PAGE TEXT |
========================
We All Deserve a Little Bling

I got a chandelier for my closet! It started out as a joke, but the more I said, “I want a closet like Barbie’s,” the more I really did want one. I found it on Amazon (duh?) for about the same price as a normal light fixture, so my husband said, “Go ahead.” (It was probably just to shut me up, and he’s a pretty awesome husband.) We didn’t have the correct light bulbs, so my hubby put in a few Christmas lights. When you flip the switch it looks like cotton candy on the walls!

My interests have always been piqued by sparkly things! I guess in this milk and meatloaf world we all need a bit of something fancy to jazz up the mundane existence. We perpetually work so hard, and usually end up with so little. If you discover a chance to spoil yourself, shiny object or guilty pleasure, jump at the chance. (Just don’t do it constantly. You might go broke!) You never know when your time is up. Don’t wait to indulge yourself. (Your kids don’t need an inheritance to fight over.)

We are all worth spoiling. (I just gave you permission!)

Adaption

I used to be pretty good at calligraphy. (If I say so myself!) Handwriting has been a sore subject for me since I lost the use of my dominant hand. It was a big part of my identity. Today I gave it a shot.

“When life gives you lemons, make lemonade!” 

You’ve heard it a thousand times, but has it personally hit home? Well it was a grand slam for me.

At this moment in time, not forever mind you, I have very limited use of my right side. (It’s taking a little vacation.) But seriously, folks, I am not about to sit idly by. I have things to do! When you only have use of your port side (I looked it up) you must adapt and get creative to do everyday tasks. And I manage to find a little humor along the way. (Look out Jeff Foxworthy!)

You know you have right side paralysis when:

~ You notice something that needs to be done, but you attempt to get up and nothing happens.

~ You can’t do the “Touchdown” signal.

~ You try to dress yourself, and finally throw your hand up in frustration.

.~ You can’t retrieve things off the floor, because you’ll fall out of your wheelchair. (Been there, done that!)
========================
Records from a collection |
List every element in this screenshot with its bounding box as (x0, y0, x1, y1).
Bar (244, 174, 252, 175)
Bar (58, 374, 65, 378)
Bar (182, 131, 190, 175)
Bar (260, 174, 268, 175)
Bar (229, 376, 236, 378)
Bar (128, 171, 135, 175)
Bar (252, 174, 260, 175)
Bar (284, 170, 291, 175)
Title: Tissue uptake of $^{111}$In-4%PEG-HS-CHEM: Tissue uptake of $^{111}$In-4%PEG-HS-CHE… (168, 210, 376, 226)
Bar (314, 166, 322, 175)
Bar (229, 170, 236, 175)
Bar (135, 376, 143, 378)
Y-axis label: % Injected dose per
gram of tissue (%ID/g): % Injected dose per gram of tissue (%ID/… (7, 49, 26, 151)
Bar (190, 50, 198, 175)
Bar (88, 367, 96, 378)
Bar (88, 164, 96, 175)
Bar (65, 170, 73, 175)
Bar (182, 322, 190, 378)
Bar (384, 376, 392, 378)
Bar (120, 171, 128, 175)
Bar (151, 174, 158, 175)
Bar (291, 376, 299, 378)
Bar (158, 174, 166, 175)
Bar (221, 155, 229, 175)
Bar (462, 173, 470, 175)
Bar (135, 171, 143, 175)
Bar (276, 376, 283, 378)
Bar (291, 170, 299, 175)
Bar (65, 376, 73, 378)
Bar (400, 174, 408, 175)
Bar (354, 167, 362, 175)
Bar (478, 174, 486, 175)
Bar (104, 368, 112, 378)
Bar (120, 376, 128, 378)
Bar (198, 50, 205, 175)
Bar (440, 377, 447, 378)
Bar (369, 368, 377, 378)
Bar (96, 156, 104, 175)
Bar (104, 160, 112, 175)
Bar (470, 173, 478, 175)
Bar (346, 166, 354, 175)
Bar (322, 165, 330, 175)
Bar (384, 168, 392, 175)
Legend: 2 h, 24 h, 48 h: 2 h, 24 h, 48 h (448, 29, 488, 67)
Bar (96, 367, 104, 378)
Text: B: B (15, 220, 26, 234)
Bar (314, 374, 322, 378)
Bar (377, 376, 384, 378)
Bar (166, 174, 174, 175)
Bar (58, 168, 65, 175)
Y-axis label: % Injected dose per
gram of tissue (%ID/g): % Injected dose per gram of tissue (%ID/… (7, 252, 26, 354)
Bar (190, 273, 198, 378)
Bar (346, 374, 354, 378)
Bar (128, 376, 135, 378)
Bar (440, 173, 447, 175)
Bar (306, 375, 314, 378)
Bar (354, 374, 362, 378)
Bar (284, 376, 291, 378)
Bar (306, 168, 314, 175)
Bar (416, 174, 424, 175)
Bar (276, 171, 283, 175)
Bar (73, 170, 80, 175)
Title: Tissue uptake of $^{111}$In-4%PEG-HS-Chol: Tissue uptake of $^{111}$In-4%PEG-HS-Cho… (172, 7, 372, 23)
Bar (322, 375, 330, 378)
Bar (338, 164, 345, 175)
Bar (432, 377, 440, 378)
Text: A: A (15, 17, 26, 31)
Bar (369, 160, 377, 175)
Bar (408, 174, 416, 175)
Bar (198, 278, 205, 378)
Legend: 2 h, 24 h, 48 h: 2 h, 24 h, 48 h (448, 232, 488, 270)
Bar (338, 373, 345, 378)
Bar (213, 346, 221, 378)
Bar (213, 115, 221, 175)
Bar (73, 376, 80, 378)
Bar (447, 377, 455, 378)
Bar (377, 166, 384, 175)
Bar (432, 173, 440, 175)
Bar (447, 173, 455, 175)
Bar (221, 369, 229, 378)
========================
REQUIRED TASKS |
#1 Summarize the blog text about the closet chandelier and adapting to paralysis in two sentences.
#2 Update the blog text about the closet chandelier, giving everything from "I got a chandelier" down to "on the walls!" again with "chandelier" changed to "crystal light fixture".
#3 Write what comes next in the blog text about the closet chandelier and living with right side paralysis, starting after its final sentence.

TASK ANSWERS |
#1 The writer put a chandelier from Amazon in a closet and urges readers to spoil themselves now and then, since everyone is worth spoiling. The writer also describes having very limited use of the right side for now, adapting and getting creative to do everyday tasks, and finding humor along the way with a list of signs of right side paralysis.

#2
I got a crystal light fixture for my closet! It started out as a joke, but the more I said, “I want a closet like Barbie’s,” the more I really did want one. I found it on Amazon (duh?) for about the same price as a normal light fixture, so my husband said, “Go ahead.” (It was probably just to shut me up, and he’s a pretty awesome husband.) We didn’t have the correct light bulbs, so my hubby put in a few Christmas lights. When you flip the switch it looks like cotton candy on the walls!

#3
~ Zippers are impossible

~ You can’t pull your pants off. (Not to mention on.)

~ You can’t wipe your derrière.

~ Doing your hair does not go well.

~ Post earrings are out.

~ Doing up a necklace on your chest takes eight hours.

~ Driving a car gets complicated. (Why is the gear shift and the gas pedal on that side?)

~ You can’t catch food falling off your fork.

~ Removing lids, forget about it. (I must say I can’t hold and screw off a lid with my left hand pretty well! If it’s loosened!)

~ You can’t place clothes on a hanger. (They don’t hold still!)

~ Speaking of laundry, try folding anything up to my perfectionist standards.

~ You can’t take pills without setting your cup down each time.

~ Doors, try opening a public door by yourself and then getting a wheelchair through! (Aw-naw, I don’t do doors!)

~ You want to wash your hand, but you only get the palm with your own hand.

~ You can’t carry a box (or anything with bulk or weight) and drive a wheelchair.

~ Reading a real paper book gives you left hand a cramp. (Oww!) And try turning the pages without putting the book down. Then pick it up again!

~ Make-up done with your left hand looks like an “IT” clown face, but worse.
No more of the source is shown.